__Problem requirements__
Answer with a number only: how many lines of the data contain "bottom"?

──────────────────────────────

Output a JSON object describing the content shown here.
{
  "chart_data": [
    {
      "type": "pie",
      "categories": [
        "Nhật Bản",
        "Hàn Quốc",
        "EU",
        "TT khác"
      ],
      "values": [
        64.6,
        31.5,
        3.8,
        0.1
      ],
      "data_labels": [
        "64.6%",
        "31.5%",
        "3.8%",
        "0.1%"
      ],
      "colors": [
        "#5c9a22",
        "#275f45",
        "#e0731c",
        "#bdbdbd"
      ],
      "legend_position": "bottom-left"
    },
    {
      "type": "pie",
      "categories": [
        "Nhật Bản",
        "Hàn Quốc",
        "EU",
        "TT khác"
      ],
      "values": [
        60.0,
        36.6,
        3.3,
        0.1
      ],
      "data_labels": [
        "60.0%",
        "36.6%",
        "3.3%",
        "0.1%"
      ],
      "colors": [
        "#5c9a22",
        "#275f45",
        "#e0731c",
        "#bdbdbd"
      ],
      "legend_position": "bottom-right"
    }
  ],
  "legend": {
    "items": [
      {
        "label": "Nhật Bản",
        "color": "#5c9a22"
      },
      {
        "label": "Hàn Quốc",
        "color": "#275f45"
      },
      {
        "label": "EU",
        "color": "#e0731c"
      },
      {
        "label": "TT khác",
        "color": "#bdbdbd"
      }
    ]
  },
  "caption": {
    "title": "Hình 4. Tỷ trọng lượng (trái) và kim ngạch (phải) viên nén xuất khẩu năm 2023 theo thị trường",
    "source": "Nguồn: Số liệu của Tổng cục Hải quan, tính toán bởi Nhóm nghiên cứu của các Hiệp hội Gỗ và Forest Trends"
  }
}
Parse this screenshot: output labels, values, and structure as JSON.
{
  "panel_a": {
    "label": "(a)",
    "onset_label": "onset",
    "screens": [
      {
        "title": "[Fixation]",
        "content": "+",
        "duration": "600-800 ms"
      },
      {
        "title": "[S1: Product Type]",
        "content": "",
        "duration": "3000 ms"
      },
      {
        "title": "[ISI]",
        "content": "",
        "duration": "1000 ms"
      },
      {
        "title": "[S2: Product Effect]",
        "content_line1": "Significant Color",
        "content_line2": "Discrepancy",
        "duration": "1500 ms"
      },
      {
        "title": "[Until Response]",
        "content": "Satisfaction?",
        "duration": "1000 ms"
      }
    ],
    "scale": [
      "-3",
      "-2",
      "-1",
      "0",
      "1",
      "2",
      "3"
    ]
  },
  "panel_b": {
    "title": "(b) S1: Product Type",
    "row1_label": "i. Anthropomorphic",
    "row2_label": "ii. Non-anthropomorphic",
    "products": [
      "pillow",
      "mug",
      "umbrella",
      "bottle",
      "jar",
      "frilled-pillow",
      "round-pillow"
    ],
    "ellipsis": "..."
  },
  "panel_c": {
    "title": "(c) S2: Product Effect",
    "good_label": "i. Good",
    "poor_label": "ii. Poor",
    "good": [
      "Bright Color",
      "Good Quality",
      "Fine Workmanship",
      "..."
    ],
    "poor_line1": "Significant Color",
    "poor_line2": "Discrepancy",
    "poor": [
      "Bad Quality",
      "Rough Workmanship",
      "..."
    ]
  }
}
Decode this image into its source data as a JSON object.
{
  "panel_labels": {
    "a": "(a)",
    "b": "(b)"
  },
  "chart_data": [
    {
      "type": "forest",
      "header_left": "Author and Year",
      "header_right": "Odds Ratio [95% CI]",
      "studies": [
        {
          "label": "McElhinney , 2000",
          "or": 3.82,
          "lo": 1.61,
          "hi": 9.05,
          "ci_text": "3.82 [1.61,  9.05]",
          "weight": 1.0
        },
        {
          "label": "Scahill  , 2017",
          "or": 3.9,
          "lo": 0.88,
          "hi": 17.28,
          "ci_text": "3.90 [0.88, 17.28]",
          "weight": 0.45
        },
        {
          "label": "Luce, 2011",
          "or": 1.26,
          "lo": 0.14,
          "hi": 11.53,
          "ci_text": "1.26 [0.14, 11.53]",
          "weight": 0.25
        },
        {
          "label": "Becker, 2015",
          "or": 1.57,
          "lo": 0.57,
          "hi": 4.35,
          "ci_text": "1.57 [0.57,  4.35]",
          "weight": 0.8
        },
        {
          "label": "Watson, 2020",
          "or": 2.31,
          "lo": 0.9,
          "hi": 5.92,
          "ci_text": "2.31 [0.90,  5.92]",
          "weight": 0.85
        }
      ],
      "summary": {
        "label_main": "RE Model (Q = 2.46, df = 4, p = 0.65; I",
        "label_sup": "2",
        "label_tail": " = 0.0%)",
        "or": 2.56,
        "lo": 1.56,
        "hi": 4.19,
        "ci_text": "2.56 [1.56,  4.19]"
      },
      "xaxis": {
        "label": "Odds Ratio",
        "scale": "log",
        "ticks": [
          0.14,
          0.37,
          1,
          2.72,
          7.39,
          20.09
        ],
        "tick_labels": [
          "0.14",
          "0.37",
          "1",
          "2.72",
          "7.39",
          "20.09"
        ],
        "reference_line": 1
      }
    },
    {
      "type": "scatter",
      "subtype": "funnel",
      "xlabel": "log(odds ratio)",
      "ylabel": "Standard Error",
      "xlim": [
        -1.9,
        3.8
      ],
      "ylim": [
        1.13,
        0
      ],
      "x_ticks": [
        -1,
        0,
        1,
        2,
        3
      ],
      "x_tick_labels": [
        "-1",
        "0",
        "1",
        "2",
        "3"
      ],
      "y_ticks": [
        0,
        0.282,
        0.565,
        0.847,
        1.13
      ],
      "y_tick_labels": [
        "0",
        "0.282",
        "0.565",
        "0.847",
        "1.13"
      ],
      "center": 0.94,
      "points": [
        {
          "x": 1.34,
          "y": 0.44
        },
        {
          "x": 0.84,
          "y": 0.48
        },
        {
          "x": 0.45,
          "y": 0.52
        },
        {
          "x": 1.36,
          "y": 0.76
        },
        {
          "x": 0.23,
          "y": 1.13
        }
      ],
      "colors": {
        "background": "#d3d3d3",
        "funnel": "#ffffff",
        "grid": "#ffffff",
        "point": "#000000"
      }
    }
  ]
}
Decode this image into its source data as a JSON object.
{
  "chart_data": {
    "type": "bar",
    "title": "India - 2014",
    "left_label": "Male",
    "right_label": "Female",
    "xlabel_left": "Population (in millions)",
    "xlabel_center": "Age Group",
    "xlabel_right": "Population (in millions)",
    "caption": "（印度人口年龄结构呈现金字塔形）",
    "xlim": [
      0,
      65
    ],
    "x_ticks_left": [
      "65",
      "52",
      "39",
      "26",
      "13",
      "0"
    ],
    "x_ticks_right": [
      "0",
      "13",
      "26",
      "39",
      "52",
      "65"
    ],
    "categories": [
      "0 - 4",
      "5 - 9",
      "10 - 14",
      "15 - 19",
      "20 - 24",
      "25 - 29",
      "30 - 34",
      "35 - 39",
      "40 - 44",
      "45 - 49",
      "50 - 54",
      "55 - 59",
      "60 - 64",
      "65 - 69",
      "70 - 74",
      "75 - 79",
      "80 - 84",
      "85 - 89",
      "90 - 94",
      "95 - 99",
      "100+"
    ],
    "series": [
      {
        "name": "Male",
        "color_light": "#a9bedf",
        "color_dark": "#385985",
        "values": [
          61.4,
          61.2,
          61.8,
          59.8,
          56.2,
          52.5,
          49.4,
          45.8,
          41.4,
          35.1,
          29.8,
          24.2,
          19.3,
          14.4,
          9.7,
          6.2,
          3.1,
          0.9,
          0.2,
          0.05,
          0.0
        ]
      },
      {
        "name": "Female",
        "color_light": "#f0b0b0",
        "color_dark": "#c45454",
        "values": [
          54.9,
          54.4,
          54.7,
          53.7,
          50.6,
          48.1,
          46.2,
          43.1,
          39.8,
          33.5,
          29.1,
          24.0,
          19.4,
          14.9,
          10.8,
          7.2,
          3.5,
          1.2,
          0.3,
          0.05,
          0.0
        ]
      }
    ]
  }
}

──────────────────────────────

__Solution__
2